Problem -> What follows is a set of records; repeat all of them exactly.

Raw records
....................
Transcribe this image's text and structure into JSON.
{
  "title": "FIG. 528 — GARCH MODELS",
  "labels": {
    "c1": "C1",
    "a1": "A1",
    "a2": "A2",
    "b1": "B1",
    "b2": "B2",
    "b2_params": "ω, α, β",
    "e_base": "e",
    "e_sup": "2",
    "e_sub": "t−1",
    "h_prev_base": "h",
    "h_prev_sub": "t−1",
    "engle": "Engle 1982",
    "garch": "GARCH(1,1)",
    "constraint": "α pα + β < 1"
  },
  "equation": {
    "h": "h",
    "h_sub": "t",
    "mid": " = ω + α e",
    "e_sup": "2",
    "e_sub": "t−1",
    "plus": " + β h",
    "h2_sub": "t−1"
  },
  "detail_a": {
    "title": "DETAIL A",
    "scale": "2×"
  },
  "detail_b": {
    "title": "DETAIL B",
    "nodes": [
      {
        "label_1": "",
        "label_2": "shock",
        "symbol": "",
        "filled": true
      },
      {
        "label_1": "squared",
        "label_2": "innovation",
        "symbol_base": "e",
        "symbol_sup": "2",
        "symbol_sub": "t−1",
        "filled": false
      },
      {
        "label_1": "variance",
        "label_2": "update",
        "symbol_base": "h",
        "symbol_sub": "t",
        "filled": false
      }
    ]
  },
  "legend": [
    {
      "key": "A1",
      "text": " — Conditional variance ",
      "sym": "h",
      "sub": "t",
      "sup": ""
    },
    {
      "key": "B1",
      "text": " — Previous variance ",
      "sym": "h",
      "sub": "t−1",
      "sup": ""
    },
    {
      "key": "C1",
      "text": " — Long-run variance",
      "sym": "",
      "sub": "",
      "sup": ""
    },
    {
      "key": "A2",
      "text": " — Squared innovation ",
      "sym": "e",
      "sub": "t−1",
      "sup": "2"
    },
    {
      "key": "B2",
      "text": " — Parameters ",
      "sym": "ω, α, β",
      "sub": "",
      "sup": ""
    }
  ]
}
....................
Written answer ->
Transcribe this image's text and structure into JSON.
{
  "title": "FIG. 528 — GARCH MODELS",
  "labels": {
    "c1": "C1",
    "a1": "A1",
    "a2": "A2",
    "b1": "B1",
    "b2": "B2",
    "b2_params": "ω, α, β",
    "e_base": "e",
    "e_sup": "2",
    "e_sub": "t−1",
    "h_prev_base": "h",
    "h_prev_sub": "t−1",
    "engle": "Engle 1982",
    "garch": "GARCH(1,1)",
    "constraint": "α pα + β < 1"
  },
  "equation": {
    "h": "h",
    "h_sub": "t",
    "mid": " = ω + α e",
    "e_sup": "2",
    "e_sub": "t−1",
    "plus": " + β h",
    "h2_sub": "t−1"
  },
  "detail_a": {
    "title": "DETAIL A",
    "scale": "2×"
  },
  "detail_b": {
    "title": "DETAIL B",
    "nodes": [
      {
        "label_1": "",
        "label_2": "shock",
        "symbol": "",
        "filled": true
      },
      {
        "label_1": "squared",
        "label_2": "innovation",
        "symbol_base": "e",
        "symbol_sup": "2",
        "symbol_sub": "t−1",
        "filled": false
      },
      {
        "label_1": "variance",
        "label_2": "update",
        "symbol_base": "h",
        "symbol_sub": "t",
        "filled": false
      }
    ]
  },
  "legend": [
    {
      "key": "A1",
      "text": " — Conditional variance ",
      "sym": "h",
      "sub": "t",
      "sup": ""
    },
    {
      "key": "B1",
      "text": " — Previous variance ",
      "sym": "h",
      "sub": "t−1",
      "sup": ""
    },
    {
      "key": "C1",
      "text": " — Long-run variance",
      "sym": "",
      "sub": "",
      "sup": ""
    },
    {
      "key": "A2",
      "text": " — Squared innovation ",
      "sym": "e",
      "sub": "t−1",
      "sup": "2"
    },
    {
      "key": "B2",
      "text": " — Parameters ",
      "sym": "ω, α, β",
      "sub": "",
      "sup": ""
    }
  ]
}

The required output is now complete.